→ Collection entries
--- --- ---
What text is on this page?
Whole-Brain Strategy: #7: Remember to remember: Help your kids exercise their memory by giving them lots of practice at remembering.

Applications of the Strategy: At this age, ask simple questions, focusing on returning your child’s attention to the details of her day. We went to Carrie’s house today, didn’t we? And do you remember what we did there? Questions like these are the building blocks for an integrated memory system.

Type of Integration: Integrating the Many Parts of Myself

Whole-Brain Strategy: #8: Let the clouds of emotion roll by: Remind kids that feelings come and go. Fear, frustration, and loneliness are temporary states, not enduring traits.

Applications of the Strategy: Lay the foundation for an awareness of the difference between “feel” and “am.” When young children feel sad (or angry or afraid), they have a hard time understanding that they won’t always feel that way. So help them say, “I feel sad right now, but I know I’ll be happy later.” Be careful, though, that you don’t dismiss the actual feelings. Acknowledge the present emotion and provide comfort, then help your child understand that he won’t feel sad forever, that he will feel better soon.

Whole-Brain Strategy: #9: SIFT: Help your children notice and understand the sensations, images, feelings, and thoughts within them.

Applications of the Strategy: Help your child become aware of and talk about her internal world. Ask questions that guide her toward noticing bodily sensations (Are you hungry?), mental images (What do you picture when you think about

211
--- --- ---
→ EXERCISE INSTRUCTIONS
The listing above must be transcribed exactly, line by line.

→ RESPONSE TO THIS TASK
What text is on this page?
Whole-Brain Strategy: #7: Remember to remember: Help your kids exercise their memory by giving them lots of practice at remembering.

Applications of the Strategy: At this age, ask simple questions, focusing on returning your child’s attention to the details of her day. We went to Carrie’s house today, didn’t we? And do you remember what we did there? Questions like these are the building blocks for an integrated memory system.

Type of Integration: Integrating the Many Parts of Myself

Whole-Brain Strategy: #8: Let the clouds of emotion roll by: Remind kids that feelings come and go. Fear, frustration, and loneliness are temporary states, not enduring traits.

Applications of the Strategy: Lay the foundation for an awareness of the difference between “feel” and “am.” When young children feel sad (or angry or afraid), they have a hard time understanding that they won’t always feel that way. So help them say, “I feel sad right now, but I know I’ll be happy later.” Be careful, though, that you don’t dismiss the actual feelings. Acknowledge the present emotion and provide comfort, then help your child understand that he won’t feel sad forever, that he will feel better soon.

Whole-Brain Strategy: #9: SIFT: Help your children notice and understand the sensations, images, feelings, and thoughts within them.

Applications of the Strategy: Help your child become aware of and talk about her internal world. Ask questions that guide her toward noticing bodily sensations (Are you hungry?), mental images (What do you picture when you think about

211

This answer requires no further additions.